[Items from a dataset]
%%

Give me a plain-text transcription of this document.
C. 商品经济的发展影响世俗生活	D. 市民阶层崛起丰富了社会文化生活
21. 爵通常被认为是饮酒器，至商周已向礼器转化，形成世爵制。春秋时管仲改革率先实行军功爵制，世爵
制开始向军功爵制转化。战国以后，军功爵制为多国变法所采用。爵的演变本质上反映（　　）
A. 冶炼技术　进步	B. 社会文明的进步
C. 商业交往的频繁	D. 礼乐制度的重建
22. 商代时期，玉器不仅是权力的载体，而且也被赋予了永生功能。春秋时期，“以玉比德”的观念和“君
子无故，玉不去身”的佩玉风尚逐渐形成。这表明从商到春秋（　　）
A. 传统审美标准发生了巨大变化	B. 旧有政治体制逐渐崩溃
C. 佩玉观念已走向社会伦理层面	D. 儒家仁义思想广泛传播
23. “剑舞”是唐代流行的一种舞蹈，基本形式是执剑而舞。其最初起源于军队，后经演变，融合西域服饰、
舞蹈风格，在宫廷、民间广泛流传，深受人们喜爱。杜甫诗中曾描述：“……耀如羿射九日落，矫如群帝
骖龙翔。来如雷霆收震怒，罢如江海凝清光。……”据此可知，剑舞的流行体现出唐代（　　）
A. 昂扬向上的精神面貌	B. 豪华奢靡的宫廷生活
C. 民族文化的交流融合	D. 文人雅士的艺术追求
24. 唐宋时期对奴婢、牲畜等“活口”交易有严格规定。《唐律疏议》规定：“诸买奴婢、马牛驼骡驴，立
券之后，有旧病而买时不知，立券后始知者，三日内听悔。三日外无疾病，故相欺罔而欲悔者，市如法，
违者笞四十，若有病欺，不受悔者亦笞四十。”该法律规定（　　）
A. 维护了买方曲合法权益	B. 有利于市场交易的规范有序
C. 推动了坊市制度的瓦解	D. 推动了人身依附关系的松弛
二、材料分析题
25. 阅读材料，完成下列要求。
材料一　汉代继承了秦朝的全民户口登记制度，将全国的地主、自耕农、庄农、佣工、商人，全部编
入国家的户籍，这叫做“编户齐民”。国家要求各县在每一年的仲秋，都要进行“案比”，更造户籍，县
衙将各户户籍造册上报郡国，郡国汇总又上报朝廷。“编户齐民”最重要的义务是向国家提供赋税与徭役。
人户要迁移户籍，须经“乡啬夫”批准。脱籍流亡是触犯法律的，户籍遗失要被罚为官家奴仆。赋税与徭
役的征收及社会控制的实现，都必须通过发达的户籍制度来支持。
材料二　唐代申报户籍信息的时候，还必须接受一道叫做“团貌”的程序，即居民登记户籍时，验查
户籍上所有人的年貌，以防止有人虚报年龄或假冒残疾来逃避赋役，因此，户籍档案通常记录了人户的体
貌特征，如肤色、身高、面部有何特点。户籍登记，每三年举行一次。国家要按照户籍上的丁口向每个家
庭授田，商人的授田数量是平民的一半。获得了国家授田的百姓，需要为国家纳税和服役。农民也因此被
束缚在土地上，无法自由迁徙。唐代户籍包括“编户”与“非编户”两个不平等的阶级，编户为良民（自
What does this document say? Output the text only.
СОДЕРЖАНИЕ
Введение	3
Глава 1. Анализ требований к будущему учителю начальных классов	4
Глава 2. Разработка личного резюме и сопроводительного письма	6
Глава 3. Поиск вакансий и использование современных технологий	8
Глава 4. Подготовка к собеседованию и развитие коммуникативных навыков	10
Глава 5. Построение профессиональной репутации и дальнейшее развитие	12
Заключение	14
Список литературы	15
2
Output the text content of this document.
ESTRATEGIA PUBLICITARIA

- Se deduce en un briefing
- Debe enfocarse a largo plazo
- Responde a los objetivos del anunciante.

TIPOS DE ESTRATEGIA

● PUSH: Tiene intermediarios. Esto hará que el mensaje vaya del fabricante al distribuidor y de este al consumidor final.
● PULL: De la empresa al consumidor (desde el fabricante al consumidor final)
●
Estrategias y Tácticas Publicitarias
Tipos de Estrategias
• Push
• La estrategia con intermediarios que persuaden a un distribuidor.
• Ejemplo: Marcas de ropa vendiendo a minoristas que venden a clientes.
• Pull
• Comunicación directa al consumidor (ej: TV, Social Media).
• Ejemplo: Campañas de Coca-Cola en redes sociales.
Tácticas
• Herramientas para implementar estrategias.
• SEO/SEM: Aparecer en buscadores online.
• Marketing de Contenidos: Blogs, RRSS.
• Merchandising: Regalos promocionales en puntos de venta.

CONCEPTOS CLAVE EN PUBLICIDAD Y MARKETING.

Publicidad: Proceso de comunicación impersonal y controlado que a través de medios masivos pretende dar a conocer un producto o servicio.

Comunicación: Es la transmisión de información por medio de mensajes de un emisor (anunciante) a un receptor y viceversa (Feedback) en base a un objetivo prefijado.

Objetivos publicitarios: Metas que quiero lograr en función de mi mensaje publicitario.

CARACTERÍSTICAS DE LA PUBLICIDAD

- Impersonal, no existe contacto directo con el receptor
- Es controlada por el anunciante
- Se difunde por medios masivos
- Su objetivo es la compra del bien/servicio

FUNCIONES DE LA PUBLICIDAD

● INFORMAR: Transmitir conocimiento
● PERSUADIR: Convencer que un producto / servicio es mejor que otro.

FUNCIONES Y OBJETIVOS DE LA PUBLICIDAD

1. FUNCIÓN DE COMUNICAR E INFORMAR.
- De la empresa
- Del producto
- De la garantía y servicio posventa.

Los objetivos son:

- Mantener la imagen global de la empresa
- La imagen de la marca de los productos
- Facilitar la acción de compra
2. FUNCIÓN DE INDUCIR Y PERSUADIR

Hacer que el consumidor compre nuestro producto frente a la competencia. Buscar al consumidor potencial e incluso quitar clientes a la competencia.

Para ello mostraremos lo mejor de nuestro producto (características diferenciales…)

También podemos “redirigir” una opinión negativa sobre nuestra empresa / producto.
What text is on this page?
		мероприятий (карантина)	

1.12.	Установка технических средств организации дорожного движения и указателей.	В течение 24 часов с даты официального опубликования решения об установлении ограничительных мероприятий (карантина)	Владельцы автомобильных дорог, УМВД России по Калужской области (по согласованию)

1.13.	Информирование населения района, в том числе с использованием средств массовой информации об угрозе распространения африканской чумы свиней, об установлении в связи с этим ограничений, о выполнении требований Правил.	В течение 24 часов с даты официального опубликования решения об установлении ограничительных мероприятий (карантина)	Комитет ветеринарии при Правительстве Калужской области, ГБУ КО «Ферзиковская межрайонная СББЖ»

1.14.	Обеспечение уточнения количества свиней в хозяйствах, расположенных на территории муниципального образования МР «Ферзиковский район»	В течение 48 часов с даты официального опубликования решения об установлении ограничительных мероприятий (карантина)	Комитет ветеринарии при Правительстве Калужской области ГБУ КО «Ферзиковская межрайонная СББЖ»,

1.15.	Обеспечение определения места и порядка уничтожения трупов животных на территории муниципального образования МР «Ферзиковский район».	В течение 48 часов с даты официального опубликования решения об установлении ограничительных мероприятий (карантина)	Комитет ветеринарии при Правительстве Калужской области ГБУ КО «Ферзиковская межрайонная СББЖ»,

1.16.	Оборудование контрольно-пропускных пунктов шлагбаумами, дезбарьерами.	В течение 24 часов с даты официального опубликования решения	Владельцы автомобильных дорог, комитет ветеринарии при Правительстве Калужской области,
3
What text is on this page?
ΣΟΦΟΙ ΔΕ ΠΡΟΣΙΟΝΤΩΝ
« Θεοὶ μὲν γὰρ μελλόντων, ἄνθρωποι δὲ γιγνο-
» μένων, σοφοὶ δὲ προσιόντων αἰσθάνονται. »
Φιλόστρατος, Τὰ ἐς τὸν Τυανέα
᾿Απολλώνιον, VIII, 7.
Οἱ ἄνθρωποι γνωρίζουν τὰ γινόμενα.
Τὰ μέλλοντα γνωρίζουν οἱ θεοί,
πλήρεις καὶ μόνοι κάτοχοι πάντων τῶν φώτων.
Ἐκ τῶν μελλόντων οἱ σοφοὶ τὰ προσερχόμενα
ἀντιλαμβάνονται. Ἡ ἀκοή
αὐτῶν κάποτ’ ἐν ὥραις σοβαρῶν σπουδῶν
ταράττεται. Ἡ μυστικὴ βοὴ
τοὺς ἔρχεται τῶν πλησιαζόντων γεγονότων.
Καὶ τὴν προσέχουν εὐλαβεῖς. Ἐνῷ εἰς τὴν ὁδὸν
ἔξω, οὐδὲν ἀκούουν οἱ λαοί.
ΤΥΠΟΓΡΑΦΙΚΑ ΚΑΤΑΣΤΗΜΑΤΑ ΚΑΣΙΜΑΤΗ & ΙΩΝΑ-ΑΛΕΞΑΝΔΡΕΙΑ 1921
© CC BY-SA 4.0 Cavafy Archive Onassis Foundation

%%

**CHALLENGE:** Using the records above, find and show each line with the string "medios".

**RESULT FOR THIS TASK:**
Publicidad: Proceso de comunicación impersonal y controlado que a través de medios masivos pretende dar a conocer un producto o servicio.
- Se difunde por medios masivos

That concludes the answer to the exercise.